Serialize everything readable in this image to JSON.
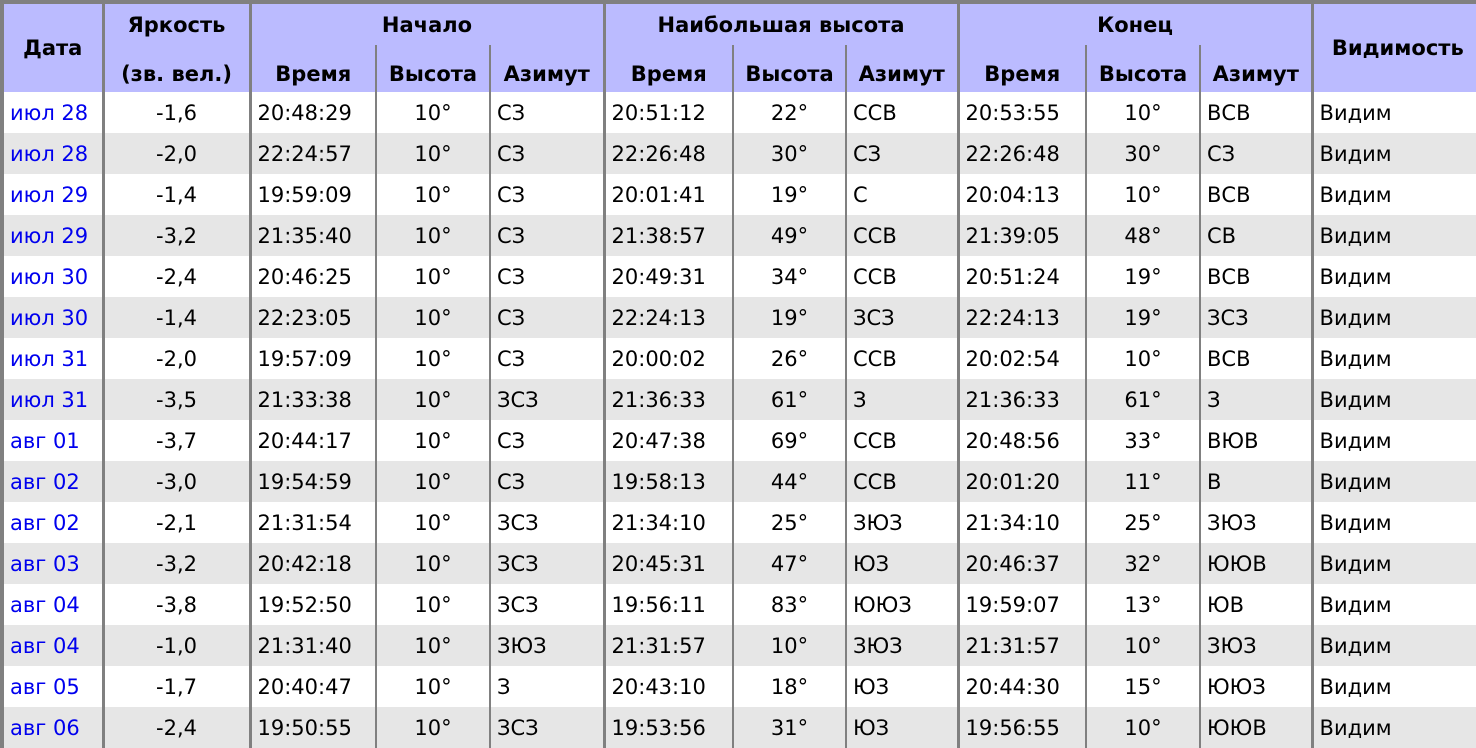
{
  "headers": {
    "date": "Дата",
    "brightness_1": "Яркость",
    "brightness_2": "(зв. вел.)",
    "start": "Начало",
    "max": "Наибольшая высота",
    "end": "Конец",
    "visibility": "Видимость",
    "time": "Время",
    "altitude": "Высота",
    "azimuth": "Азимут"
  },
  "rows": [
    [
      "июл 28",
      "-1,6",
      "20:48:29",
      "10°",
      "СЗ",
      "20:51:12",
      "22°",
      "ССВ",
      "20:53:55",
      "10°",
      "ВСВ",
      "Видим"
    ],
    [
      "июл 28",
      "-2,0",
      "22:24:57",
      "10°",
      "СЗ",
      "22:26:48",
      "30°",
      "СЗ",
      "22:26:48",
      "30°",
      "СЗ",
      "Видим"
    ],
    [
      "июл 29",
      "-1,4",
      "19:59:09",
      "10°",
      "СЗ",
      "20:01:41",
      "19°",
      "С",
      "20:04:13",
      "10°",
      "ВСВ",
      "Видим"
    ],
    [
      "июл 29",
      "-3,2",
      "21:35:40",
      "10°",
      "СЗ",
      "21:38:57",
      "49°",
      "ССВ",
      "21:39:05",
      "48°",
      "СВ",
      "Видим"
    ],
    [
      "июл 30",
      "-2,4",
      "20:46:25",
      "10°",
      "СЗ",
      "20:49:31",
      "34°",
      "ССВ",
      "20:51:24",
      "19°",
      "ВСВ",
      "Видим"
    ],
    [
      "июл 30",
      "-1,4",
      "22:23:05",
      "10°",
      "СЗ",
      "22:24:13",
      "19°",
      "ЗСЗ",
      "22:24:13",
      "19°",
      "ЗСЗ",
      "Видим"
    ],
    [
      "июл 31",
      "-2,0",
      "19:57:09",
      "10°",
      "СЗ",
      "20:00:02",
      "26°",
      "ССВ",
      "20:02:54",
      "10°",
      "ВСВ",
      "Видим"
    ],
    [
      "июл 31",
      "-3,5",
      "21:33:38",
      "10°",
      "ЗСЗ",
      "21:36:33",
      "61°",
      "З",
      "21:36:33",
      "61°",
      "З",
      "Видим"
    ],
    [
      "авг 01",
      "-3,7",
      "20:44:17",
      "10°",
      "СЗ",
      "20:47:38",
      "69°",
      "ССВ",
      "20:48:56",
      "33°",
      "ВЮВ",
      "Видим"
    ],
    [
      "авг 02",
      "-3,0",
      "19:54:59",
      "10°",
      "СЗ",
      "19:58:13",
      "44°",
      "ССВ",
      "20:01:20",
      "11°",
      "В",
      "Видим"
    ],
    [
      "авг 02",
      "-2,1",
      "21:31:54",
      "10°",
      "ЗСЗ",
      "21:34:10",
      "25°",
      "ЗЮЗ",
      "21:34:10",
      "25°",
      "ЗЮЗ",
      "Видим"
    ],
    [
      "авг 03",
      "-3,2",
      "20:42:18",
      "10°",
      "ЗСЗ",
      "20:45:31",
      "47°",
      "ЮЗ",
      "20:46:37",
      "32°",
      "ЮЮВ",
      "Видим"
    ],
    [
      "авг 04",
      "-3,8",
      "19:52:50",
      "10°",
      "ЗСЗ",
      "19:56:11",
      "83°",
      "ЮЮЗ",
      "19:59:07",
      "13°",
      "ЮВ",
      "Видим"
    ],
    [
      "авг 04",
      "-1,0",
      "21:31:40",
      "10°",
      "ЗЮЗ",
      "21:31:57",
      "10°",
      "ЗЮЗ",
      "21:31:57",
      "10°",
      "ЗЮЗ",
      "Видим"
    ],
    [
      "авг 05",
      "-1,7",
      "20:40:47",
      "10°",
      "З",
      "20:43:10",
      "18°",
      "ЮЗ",
      "20:44:30",
      "15°",
      "ЮЮЗ",
      "Видим"
    ],
    [
      "авг 06",
      "-2,4",
      "19:50:55",
      "10°",
      "ЗСЗ",
      "19:53:56",
      "31°",
      "ЮЗ",
      "19:56:55",
      "10°",
      "ЮЮВ",
      "Видим"
    ]
  ]
}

┄┄┄┄┄┄

◆ EXERCISE INSTRUCTIONS: Repeat each line of the records above exactly, but do not copy the pictures.

◆ EXERCISE OUTPUT:
Serialize everything readable in this image to JSON.
{
  "headers": {
    "date": "Дата",
    "brightness_1": "Яркость",
    "brightness_2": "(зв. вел.)",
    "start": "Начало",
    "max": "Наибольшая высота",
    "end": "Конец",
    "visibility": "Видимость",
    "time": "Время",
    "altitude": "Высота",
    "azimuth": "Азимут"
  },
  "rows": [
    [
      "июл 28",
      "-1,6",
      "20:48:29",
      "10°",
      "СЗ",
      "20:51:12",
      "22°",
      "ССВ",
      "20:53:55",
      "10°",
      "ВСВ",
      "Видим"
    ],
    [
      "июл 28",
      "-2,0",
      "22:24:57",
      "10°",
      "СЗ",
      "22:26:48",
      "30°",
      "СЗ",
      "22:26:48",
      "30°",
      "СЗ",
      "Видим"
    ],
    [
      "июл 29",
      "-1,4",
      "19:59:09",
      "10°",
      "СЗ",
      "20:01:41",
      "19°",
      "С",
      "20:04:13",
      "10°",
      "ВСВ",
      "Видим"
    ],
    [
      "июл 29",
      "-3,2",
      "21:35:40",
      "10°",
      "СЗ",
      "21:38:57",
      "49°",
      "ССВ",
      "21:39:05",
      "48°",
      "СВ",
      "Видим"
    ],
    [
      "июл 30",
      "-2,4",
      "20:46:25",
      "10°",
      "СЗ",
      "20:49:31",
      "34°",
      "ССВ",
      "20:51:24",
      "19°",
      "ВСВ",
      "Видим"
    ],
    [
      "июл 30",
      "-1,4",
      "22:23:05",
      "10°",
      "СЗ",
      "22:24:13",
      "19°",
      "ЗСЗ",
      "22:24:13",
      "19°",
      "ЗСЗ",
      "Видим"
    ],
    [
      "июл 31",
      "-2,0",
      "19:57:09",
      "10°",
      "СЗ",
      "20:00:02",
      "26°",
      "ССВ",
      "20:02:54",
      "10°",
      "ВСВ",
      "Видим"
    ],
    [
      "июл 31",
      "-3,5",
      "21:33:38",
      "10°",
      "ЗСЗ",
      "21:36:33",
      "61°",
      "З",
      "21:36:33",
      "61°",
      "З",
      "Видим"
    ],
    [
      "авг 01",
      "-3,7",
      "20:44:17",
      "10°",
      "СЗ",
      "20:47:38",
      "69°",
      "ССВ",
      "20:48:56",
      "33°",
      "ВЮВ",
      "Видим"
    ],
    [
      "авг 02",
      "-3,0",
      "19:54:59",
      "10°",
      "СЗ",
      "19:58:13",
      "44°",
      "ССВ",
      "20:01:20",
      "11°",
      "В",
      "Видим"
    ],
    [
      "авг 02",
      "-2,1",
      "21:31:54",
      "10°",
      "ЗСЗ",
      "21:34:10",
      "25°",
      "ЗЮЗ",
      "21:34:10",
      "25°",
      "ЗЮЗ",
      "Видим"
    ],
    [
      "авг 03",
      "-3,2",
      "20:42:18",
      "10°",
      "ЗСЗ",
      "20:45:31",
      "47°",
      "ЮЗ",
      "20:46:37",
      "32°",
      "ЮЮВ",
      "Видим"
    ],
    [
      "авг 04",
      "-3,8",
      "19:52:50",
      "10°",
      "ЗСЗ",
      "19:56:11",
      "83°",
      "ЮЮЗ",
      "19:59:07",
      "13°",
      "ЮВ",
      "Видим"
    ],
    [
      "авг 04",
      "-1,0",
      "21:31:40",
      "10°",
      "ЗЮЗ",
      "21:31:57",
      "10°",
      "ЗЮЗ",
      "21:31:57",
      "10°",
      "ЗЮЗ",
      "Видим"
    ],
    [
      "авг 05",
      "-1,7",
      "20:40:47",
      "10°",
      "З",
      "20:43:10",
      "18°",
      "ЮЗ",
      "20:44:30",
      "15°",
      "ЮЮЗ",
      "Видим"
    ],
    [
      "авг 06",
      "-2,4",
      "19:50:55",
      "10°",
      "ЗСЗ",
      "19:53:56",
      "31°",
      "ЮЗ",
      "19:56:55",
      "10°",
      "ЮЮВ",
      "Видим"
    ]
  ]
}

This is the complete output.